Set exercise: Exactly reproduce each line of the listing that follows.

Information given:
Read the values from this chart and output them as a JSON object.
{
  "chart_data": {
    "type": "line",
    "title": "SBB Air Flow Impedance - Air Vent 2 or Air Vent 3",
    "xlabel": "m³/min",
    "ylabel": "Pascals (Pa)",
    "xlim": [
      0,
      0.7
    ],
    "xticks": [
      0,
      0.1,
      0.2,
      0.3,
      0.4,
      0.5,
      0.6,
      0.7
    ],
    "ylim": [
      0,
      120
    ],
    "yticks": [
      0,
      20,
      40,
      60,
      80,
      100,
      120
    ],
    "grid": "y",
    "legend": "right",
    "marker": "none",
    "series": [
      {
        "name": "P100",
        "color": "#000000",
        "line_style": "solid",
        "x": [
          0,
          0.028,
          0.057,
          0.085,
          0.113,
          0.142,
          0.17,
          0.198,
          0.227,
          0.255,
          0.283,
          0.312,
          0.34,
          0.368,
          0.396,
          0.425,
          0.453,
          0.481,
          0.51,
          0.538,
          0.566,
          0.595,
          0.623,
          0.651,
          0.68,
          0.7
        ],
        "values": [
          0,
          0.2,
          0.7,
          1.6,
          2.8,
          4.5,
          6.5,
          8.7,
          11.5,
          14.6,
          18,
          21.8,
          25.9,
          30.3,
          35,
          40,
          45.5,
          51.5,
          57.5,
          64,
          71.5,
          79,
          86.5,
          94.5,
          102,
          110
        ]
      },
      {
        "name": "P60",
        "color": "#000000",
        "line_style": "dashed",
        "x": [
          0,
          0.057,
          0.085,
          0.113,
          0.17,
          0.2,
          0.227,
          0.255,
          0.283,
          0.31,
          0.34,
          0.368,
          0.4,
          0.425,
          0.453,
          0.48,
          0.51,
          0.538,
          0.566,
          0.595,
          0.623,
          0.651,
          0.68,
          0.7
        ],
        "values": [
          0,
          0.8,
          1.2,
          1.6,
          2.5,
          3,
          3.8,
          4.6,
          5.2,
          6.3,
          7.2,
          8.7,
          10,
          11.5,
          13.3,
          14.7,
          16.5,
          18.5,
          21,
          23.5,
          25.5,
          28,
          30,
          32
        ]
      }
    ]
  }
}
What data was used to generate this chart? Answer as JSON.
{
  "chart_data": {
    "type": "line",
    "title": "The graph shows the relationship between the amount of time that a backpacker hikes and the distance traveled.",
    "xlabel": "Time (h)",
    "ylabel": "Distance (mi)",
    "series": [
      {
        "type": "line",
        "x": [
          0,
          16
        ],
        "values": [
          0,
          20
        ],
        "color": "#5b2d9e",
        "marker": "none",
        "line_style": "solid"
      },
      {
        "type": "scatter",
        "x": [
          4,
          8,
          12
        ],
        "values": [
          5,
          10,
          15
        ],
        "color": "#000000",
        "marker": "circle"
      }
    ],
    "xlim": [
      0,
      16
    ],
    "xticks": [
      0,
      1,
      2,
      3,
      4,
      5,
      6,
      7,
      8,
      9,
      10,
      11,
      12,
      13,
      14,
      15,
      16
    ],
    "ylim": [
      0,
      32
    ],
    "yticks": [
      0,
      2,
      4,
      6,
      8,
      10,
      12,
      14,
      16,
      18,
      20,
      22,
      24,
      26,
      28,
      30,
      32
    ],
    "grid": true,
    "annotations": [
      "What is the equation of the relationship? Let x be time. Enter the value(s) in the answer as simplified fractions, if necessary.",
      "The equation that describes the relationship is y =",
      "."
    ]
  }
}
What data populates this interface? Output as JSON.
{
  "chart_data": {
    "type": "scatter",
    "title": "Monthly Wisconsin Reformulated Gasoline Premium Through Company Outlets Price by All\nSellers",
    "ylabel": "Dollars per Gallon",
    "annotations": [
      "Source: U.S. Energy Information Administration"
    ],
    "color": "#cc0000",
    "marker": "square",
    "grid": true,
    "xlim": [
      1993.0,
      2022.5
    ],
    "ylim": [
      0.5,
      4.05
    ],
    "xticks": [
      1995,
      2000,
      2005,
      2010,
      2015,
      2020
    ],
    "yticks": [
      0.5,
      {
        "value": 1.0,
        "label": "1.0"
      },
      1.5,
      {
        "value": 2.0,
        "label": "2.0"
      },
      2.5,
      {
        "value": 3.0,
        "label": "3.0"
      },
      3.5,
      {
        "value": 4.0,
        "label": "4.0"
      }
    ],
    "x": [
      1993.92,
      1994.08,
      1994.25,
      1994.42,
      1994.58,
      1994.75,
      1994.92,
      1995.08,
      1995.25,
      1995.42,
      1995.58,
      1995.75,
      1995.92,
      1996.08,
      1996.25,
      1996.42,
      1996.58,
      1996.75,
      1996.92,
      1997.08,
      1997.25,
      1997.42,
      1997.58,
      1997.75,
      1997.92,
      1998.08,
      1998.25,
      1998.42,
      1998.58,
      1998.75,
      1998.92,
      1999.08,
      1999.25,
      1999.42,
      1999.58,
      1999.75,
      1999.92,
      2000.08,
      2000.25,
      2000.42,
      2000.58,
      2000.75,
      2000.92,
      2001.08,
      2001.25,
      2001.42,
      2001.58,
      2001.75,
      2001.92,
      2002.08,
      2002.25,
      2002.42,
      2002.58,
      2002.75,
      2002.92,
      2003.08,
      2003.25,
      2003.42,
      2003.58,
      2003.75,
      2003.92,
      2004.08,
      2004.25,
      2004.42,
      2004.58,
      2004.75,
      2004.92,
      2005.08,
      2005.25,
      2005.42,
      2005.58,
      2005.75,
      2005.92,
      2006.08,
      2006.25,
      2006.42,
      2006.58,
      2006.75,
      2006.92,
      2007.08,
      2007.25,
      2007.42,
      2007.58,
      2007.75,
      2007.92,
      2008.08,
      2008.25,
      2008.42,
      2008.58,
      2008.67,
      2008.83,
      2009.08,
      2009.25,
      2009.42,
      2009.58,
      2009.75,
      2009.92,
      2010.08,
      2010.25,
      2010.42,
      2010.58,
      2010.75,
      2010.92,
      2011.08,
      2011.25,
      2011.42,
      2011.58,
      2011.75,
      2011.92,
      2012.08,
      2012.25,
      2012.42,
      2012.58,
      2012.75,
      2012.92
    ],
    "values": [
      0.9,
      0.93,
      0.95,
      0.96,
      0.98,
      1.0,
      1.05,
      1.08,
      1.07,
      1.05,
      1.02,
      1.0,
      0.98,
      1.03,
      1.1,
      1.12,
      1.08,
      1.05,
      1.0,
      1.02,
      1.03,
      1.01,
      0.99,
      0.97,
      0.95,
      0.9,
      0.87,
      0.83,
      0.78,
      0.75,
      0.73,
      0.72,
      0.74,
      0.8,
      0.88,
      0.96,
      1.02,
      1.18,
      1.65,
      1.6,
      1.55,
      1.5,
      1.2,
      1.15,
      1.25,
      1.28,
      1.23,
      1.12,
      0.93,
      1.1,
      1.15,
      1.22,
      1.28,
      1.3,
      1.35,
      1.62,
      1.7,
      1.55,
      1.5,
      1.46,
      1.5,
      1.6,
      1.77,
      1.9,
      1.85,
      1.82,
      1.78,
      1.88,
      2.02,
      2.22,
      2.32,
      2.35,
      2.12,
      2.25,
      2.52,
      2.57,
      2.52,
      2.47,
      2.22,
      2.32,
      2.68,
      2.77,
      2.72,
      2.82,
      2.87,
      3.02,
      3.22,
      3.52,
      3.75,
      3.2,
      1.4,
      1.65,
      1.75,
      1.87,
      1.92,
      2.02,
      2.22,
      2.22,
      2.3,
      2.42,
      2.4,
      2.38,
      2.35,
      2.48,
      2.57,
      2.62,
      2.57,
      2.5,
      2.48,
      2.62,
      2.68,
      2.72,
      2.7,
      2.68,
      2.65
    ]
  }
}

Full output:
Read the values from this chart and output them as a JSON object.
{
  "chart_data": {
    "type": "line",
    "title": "SBB Air Flow Impedance - Air Vent 2 or Air Vent 3",
    "xlabel": "m³/min",
    "ylabel": "Pascals (Pa)",
    "xlim": [
      0,
      0.7
    ],
    "xticks": [
      0,
      0.1,
      0.2,
      0.3,
      0.4,
      0.5,
      0.6,
      0.7
    ],
    "ylim": [
      0,
      120
    ],
    "yticks": [
      0,
      20,
      40,
      60,
      80,
      100,
      120
    ],
    "grid": "y",
    "legend": "right",
    "marker": "none",
    "series": [
      {
        "name": "P100",
        "color": "#000000",
        "line_style": "solid",
        "x": [
          0,
          0.028,
          0.057,
          0.085,
          0.113,
          0.142,
          0.17,
          0.198,
          0.227,
          0.255,
          0.283,
          0.312,
          0.34,
          0.368,
          0.396,
          0.425,
          0.453,
          0.481,
          0.51,
          0.538,
          0.566,
          0.595,
          0.623,
          0.651,
          0.68,
          0.7
        ],
        "values": [
          0,
          0.2,
          0.7,
          1.6,
          2.8,
          4.5,
          6.5,
          8.7,
          11.5,
          14.6,
          18,
          21.8,
          25.9,
          30.3,
          35,
          40,
          45.5,
          51.5,
          57.5,
          64,
          71.5,
          79,
          86.5,
          94.5,
          102,
          110
        ]
      },
      {
        "name": "P60",
        "color": "#000000",
        "line_style": "dashed",
        "x": [
          0,
          0.057,
          0.085,
          0.113,
          0.17,
          0.2,
          0.227,
          0.255,
          0.283,
          0.31,
          0.34,
          0.368,
          0.4,
          0.425,
          0.453,
          0.48,
          0.51,
          0.538,
          0.566,
          0.595,
          0.623,
          0.651,
          0.68,
          0.7
        ],
        "values": [
          0,
          0.8,
          1.2,
          1.6,
          2.5,
          3,
          3.8,
          4.6,
          5.2,
          6.3,
          7.2,
          8.7,
          10,
          11.5,
          13.3,
          14.7,
          16.5,
          18.5,
          21,
          23.5,
          25.5,
          28,
          30,
          32
        ]
      }
    ]
  }
}
What data was used to generate this chart? Answer as JSON.
{
  "chart_data": {
    "type": "line",
    "title": "The graph shows the relationship between the amount of time that a backpacker hikes and the distance traveled.",
    "xlabel": "Time (h)",
    "ylabel": "Distance (mi)",
    "series": [
      {
        "type": "line",
        "x": [
          0,
          16
        ],
        "values": [
          0,
          20
        ],
        "color": "#5b2d9e",
        "marker": "none",
        "line_style": "solid"
      },
      {
        "type": "scatter",
        "x": [
          4,
          8,
          12
        ],
        "values": [
          5,
          10,
          15
        ],
        "color": "#000000",
        "marker": "circle"
      }
    ],
    "xlim": [
      0,
      16
    ],
    "xticks": [
      0,
      1,
      2,
      3,
      4,
      5,
      6,
      7,
      8,
      9,
      10,
      11,
      12,
      13,
      14,
      15,
      16
    ],
    "ylim": [
      0,
      32
    ],
    "yticks": [
      0,
      2,
      4,
      6,
      8,
      10,
      12,
      14,
      16,
      18,
      20,
      22,
      24,
      26,
      28,
      30,
      32
    ],
    "grid": true,
    "annotations": [
      "What is the equation of the relationship? Let x be time. Enter the value(s) in the answer as simplified fractions, if necessary.",
      "The equation that describes the relationship is y =",
      "."
    ]
  }
}
What data populates this interface? Output as JSON.
{
  "chart_data": {
    "type": "scatter",
    "title": "Monthly Wisconsin Reformulated Gasoline Premium Through Company Outlets Price by All\nSellers",
    "ylabel": "Dollars per Gallon",
    "annotations": [
      "Source: U.S. Energy Information Administration"
    ],
    "color": "#cc0000",
    "marker": "square",
    "grid": true,
    "xlim": [
      1993.0,
      2022.5
    ],
    "ylim": [
      0.5,
      4.05
    ],
    "xticks": [
      1995,
      2000,
      2005,
      2010,
      2015,
      2020
    ],
    "yticks": [
      0.5,
      {
        "value": 1.0,
        "label": "1.0"
      },
      1.5,
      {
        "value": 2.0,
        "label": "2.0"
      },
      2.5,
      {
        "value": 3.0,
        "label": "3.0"
      },
      3.5,
      {
        "value": 4.0,
        "label": "4.0"
      }
    ],
    "x": [
      1993.92,
      1994.08,
      1994.25,
      1994.42,
      1994.58,
      1994.75,
      1994.92,
      1995.08,
      1995.25,
      1995.42,
      1995.58,
      1995.75,
      1995.92,
      1996.08,
      1996.25,
      1996.42,
      1996.58,
      1996.75,
      1996.92,
      1997.08,
      1997.25,
      1997.42,
      1997.58,
      1997.75,
      1997.92,
      1998.08,
      1998.25,
      1998.42,
      1998.58,
      1998.75,
      1998.92,
      1999.08,
      1999.25,
      1999.42,
      1999.58,
      1999.75,
      1999.92,
      2000.08,
      2000.25,
      2000.42,
      2000.58,
      2000.75,
      2000.92,
      2001.08,
      2001.25,
      2001.42,
      2001.58,
      2001.75,
      2001.92,
      2002.08,
      2002.25,
      2002.42,
      2002.58,
      2002.75,
      2002.92,
      2003.08,
      2003.25,
      2003.42,
      2003.58,
      2003.75,
      2003.92,
      2004.08,
      2004.25,
      2004.42,
      2004.58,
      2004.75,
      2004.92,
      2005.08,
      2005.25,
      2005.42,
      2005.58,
      2005.75,
      2005.92,
      2006.08,
      2006.25,
      2006.42,
      2006.58,
      2006.75,
      2006.92,
      2007.08,
      2007.25,
      2007.42,
      2007.58,
      2007.75,
      2007.92,
      2008.08,
      2008.25,
      2008.42,
      2008.58,
      2008.67,
      2008.83,
      2009.08,
      2009.25,
      2009.42,
      2009.58,
      2009.75,
      2009.92,
      2010.08,
      2010.25,
      2010.42,
      2010.58,
      2010.75,
      2010.92,
      2011.08,
      2011.25,
      2011.42,
      2011.58,
      2011.75,
      2011.92,
      2012.08,
      2012.25,
      2012.42,
      2012.58,
      2012.75,
      2012.92
    ],
    "values": [
      0.9,
      0.93,
      0.95,
      0.96,
      0.98,
      1.0,
      1.05,
      1.08,
      1.07,
      1.05,
      1.02,
      1.0,
      0.98,
      1.03,
      1.1,
      1.12,
      1.08,
      1.05,
      1.0,
      1.02,
      1.03,
      1.01,
      0.99,
      0.97,
      0.95,
      0.9,
      0.87,
      0.83,
      0.78,
      0.75,
      0.73,
      0.72,
      0.74,
      0.8,
      0.88,
      0.96,
      1.02,
      1.18,
      1.65,
      1.6,
      1.55,
      1.5,
      1.2,
      1.15,
      1.25,
      1.28,
      1.23,
      1.12,
      0.93,
      1.1,
      1.15,
      1.22,
      1.28,
      1.3,
      1.35,
      1.62,
      1.7,
      1.55,
      1.5,
      1.46,
      1.5,
      1.6,
      1.77,
      1.9,
      1.85,
      1.82,
      1.78,
      1.88,
      2.02,
      2.22,
      2.32,
      2.35,
      2.12,
      2.25,
      2.52,
      2.57,
      2.52,
      2.47,
      2.22,
      2.32,
      2.68,
      2.77,
      2.72,
      2.82,
      2.87,
      3.02,
      3.22,
      3.52,
      3.75,
      3.2,
      1.4,
      1.65,
      1.75,
      1.87,
      1.92,
      2.02,
      2.22,
      2.22,
      2.3,
      2.42,
      2.4,
      2.38,
      2.35,
      2.48,
      2.57,
      2.62,
      2.57,
      2.5,
      2.48,
      2.62,
      2.68,
      2.72,
      2.7,
      2.68,
      2.65
    ]
  }
}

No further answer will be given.